• **EXERCISE DIRECTIONS**
Reproduce the records verbatim, starting with the first line and ending with the line that contains "left-tick-label: -0.10 — [103, 675, 134, 689]", both included.

• **DATASET RECORDS**

** Start **

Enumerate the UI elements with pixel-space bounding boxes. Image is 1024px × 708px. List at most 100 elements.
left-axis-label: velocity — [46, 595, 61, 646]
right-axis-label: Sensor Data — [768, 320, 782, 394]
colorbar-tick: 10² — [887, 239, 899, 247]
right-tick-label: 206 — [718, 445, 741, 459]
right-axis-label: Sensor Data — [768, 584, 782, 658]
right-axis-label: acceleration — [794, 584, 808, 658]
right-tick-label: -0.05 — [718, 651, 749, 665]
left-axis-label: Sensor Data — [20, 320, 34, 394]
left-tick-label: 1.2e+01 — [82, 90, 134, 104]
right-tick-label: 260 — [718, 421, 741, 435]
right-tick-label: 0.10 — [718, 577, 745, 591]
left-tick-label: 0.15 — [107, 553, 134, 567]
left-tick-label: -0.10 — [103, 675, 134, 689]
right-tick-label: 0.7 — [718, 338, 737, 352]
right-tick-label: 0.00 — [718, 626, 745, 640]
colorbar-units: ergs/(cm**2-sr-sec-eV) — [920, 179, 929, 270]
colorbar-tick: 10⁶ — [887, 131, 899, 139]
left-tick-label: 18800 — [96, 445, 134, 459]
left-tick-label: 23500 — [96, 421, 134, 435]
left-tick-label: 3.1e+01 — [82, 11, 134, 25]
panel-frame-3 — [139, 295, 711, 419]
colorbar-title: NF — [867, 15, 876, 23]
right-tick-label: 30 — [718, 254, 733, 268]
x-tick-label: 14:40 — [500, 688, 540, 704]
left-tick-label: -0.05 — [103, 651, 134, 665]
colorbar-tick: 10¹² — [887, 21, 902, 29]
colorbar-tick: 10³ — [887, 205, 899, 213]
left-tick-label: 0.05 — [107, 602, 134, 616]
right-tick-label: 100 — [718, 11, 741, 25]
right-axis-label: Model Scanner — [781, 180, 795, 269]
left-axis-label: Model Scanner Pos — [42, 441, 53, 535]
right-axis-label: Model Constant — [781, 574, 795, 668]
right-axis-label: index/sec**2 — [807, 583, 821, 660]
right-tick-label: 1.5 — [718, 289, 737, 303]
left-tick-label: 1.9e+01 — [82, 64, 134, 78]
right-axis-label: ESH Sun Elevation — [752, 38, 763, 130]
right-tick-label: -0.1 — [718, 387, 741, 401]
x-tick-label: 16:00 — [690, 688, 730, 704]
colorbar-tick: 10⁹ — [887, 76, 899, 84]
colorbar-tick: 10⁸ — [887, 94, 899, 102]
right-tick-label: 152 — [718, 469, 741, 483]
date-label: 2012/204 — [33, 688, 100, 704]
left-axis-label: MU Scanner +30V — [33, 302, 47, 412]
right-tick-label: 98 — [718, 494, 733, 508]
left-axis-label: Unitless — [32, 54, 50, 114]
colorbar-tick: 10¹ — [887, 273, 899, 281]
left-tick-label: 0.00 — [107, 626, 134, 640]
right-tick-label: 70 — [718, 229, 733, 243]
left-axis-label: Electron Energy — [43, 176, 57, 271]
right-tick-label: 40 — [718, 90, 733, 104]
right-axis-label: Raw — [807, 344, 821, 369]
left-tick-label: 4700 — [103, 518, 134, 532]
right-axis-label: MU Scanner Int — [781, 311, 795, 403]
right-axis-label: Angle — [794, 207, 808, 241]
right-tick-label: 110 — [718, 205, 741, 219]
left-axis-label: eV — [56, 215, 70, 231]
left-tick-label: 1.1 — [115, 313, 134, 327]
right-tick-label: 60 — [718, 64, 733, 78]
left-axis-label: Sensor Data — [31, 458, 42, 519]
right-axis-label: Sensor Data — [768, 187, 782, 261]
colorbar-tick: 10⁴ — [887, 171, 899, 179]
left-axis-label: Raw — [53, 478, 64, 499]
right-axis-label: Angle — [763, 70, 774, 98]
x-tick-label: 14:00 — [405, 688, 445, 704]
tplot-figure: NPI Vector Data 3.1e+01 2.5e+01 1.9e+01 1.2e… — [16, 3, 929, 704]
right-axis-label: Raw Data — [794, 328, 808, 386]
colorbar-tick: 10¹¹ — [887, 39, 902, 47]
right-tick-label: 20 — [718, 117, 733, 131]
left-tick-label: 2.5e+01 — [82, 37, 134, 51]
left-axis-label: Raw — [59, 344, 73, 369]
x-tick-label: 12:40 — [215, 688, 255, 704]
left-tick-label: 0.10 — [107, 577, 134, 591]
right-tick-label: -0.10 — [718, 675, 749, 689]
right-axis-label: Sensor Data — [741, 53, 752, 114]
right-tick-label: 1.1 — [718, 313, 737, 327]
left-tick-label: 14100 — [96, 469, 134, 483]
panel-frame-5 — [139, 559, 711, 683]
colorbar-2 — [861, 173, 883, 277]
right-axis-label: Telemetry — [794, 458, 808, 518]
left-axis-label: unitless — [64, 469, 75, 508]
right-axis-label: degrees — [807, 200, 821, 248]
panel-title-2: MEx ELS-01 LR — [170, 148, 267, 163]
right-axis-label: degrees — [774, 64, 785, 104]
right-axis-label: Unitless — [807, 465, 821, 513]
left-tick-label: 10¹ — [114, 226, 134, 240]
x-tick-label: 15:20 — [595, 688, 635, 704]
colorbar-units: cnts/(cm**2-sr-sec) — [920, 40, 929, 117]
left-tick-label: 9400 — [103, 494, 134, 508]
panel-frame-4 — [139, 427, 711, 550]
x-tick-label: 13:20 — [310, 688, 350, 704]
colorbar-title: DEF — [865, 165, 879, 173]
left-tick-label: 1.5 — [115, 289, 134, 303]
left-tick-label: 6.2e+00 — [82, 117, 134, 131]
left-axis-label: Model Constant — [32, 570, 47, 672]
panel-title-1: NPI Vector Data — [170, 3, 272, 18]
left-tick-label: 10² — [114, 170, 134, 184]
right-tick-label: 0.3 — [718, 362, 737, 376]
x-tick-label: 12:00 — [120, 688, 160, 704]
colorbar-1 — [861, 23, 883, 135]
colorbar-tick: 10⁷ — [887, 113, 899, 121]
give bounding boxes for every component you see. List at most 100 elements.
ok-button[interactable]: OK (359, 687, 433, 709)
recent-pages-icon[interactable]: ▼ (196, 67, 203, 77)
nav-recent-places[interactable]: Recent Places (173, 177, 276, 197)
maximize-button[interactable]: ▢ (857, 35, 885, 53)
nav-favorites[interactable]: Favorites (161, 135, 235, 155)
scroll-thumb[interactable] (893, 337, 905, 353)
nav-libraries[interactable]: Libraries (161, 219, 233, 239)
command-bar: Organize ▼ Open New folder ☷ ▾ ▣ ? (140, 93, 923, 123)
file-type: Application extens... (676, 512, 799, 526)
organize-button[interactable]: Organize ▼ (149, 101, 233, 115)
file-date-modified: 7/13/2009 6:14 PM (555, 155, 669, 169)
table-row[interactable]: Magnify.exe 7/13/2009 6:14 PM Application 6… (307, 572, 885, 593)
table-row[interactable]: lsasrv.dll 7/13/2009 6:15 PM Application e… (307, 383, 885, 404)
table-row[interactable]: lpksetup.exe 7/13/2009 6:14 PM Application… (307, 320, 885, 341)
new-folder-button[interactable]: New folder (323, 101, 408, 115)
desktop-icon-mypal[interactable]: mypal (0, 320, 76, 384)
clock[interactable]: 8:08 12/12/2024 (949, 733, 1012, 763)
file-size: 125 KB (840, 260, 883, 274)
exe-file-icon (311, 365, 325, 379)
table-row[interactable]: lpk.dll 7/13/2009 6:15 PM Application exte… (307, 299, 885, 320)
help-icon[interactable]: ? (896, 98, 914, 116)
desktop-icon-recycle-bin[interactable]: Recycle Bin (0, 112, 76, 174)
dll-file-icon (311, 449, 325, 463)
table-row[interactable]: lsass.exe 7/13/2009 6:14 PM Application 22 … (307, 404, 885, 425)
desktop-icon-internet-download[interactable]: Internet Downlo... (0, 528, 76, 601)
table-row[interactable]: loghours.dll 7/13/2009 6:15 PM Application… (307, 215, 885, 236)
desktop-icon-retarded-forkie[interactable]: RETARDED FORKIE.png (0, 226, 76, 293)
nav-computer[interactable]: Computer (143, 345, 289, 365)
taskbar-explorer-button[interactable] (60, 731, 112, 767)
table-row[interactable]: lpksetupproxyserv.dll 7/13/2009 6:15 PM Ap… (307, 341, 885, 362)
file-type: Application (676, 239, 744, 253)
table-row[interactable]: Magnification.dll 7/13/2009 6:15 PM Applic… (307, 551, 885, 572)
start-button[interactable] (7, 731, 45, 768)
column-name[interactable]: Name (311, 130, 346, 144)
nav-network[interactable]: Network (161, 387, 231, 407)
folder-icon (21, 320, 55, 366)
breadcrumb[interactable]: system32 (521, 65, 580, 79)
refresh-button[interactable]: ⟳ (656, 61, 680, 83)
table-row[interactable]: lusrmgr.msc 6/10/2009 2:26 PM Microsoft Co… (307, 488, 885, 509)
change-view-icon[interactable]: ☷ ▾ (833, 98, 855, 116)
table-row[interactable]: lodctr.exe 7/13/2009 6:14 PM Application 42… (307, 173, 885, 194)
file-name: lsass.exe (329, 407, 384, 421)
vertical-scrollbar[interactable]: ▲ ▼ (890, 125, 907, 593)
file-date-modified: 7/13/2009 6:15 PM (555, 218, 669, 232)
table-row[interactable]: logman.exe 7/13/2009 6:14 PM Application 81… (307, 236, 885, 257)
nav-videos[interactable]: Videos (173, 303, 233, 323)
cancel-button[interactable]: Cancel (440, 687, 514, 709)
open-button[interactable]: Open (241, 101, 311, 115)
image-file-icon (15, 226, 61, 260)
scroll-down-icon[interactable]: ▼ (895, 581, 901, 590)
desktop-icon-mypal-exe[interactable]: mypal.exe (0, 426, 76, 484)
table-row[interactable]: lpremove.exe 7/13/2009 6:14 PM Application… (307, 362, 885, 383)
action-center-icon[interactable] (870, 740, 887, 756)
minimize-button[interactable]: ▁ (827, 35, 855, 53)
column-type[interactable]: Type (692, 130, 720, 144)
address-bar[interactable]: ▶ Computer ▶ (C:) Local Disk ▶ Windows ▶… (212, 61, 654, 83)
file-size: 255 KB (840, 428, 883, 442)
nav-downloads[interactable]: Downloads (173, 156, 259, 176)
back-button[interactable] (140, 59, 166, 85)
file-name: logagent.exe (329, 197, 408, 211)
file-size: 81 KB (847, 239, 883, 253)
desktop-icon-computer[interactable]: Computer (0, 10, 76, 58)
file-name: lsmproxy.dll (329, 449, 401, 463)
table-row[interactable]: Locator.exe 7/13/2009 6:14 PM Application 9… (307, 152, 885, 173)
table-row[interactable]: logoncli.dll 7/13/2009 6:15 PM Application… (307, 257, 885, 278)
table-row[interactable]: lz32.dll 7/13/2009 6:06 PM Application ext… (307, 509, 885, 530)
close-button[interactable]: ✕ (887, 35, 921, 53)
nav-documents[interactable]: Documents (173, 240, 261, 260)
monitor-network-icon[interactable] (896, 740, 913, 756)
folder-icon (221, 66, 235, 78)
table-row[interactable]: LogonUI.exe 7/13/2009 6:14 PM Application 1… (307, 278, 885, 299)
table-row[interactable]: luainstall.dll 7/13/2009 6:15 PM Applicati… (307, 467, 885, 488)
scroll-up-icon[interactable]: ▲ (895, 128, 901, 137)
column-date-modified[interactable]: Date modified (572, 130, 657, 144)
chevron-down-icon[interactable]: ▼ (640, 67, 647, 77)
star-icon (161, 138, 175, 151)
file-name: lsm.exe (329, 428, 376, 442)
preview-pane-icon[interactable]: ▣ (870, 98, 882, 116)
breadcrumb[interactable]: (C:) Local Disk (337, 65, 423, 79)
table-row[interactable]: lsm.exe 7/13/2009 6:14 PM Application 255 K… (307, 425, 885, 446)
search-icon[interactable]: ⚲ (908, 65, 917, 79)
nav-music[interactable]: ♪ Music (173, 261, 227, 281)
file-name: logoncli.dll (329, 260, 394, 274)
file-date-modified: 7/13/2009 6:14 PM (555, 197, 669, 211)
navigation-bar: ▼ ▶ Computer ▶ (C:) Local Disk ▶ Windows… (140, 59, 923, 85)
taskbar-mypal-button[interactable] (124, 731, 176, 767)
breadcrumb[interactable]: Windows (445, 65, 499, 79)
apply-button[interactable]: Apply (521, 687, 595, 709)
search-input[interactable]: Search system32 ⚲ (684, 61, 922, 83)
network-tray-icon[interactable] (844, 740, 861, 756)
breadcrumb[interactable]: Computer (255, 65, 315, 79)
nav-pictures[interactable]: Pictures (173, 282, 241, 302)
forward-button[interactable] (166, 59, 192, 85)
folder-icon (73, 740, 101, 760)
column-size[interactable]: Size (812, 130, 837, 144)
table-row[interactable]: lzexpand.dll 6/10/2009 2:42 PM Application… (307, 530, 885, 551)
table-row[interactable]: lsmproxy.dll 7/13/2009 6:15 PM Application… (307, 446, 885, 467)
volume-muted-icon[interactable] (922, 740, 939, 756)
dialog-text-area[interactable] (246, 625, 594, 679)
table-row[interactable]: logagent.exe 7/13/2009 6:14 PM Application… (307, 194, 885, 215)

** End **

• **RESPONSE BELOW**
Enumerate the UI elements with pixel-space bounding boxes. Image is 1024px × 708px. List at most 100 elements.
left-axis-label: velocity — [46, 595, 61, 646]
right-axis-label: Sensor Data — [768, 320, 782, 394]
colorbar-tick: 10² — [887, 239, 899, 247]
right-tick-label: 206 — [718, 445, 741, 459]
right-axis-label: Sensor Data — [768, 584, 782, 658]
right-axis-label: acceleration — [794, 584, 808, 658]
right-tick-label: -0.05 — [718, 651, 749, 665]
left-axis-label: Sensor Data — [20, 320, 34, 394]
left-tick-label: 1.2e+01 — [82, 90, 134, 104]
right-tick-label: 260 — [718, 421, 741, 435]
right-tick-label: 0.10 — [718, 577, 745, 591]
left-tick-label: 0.15 — [107, 553, 134, 567]
left-tick-label: -0.10 — [103, 675, 134, 689]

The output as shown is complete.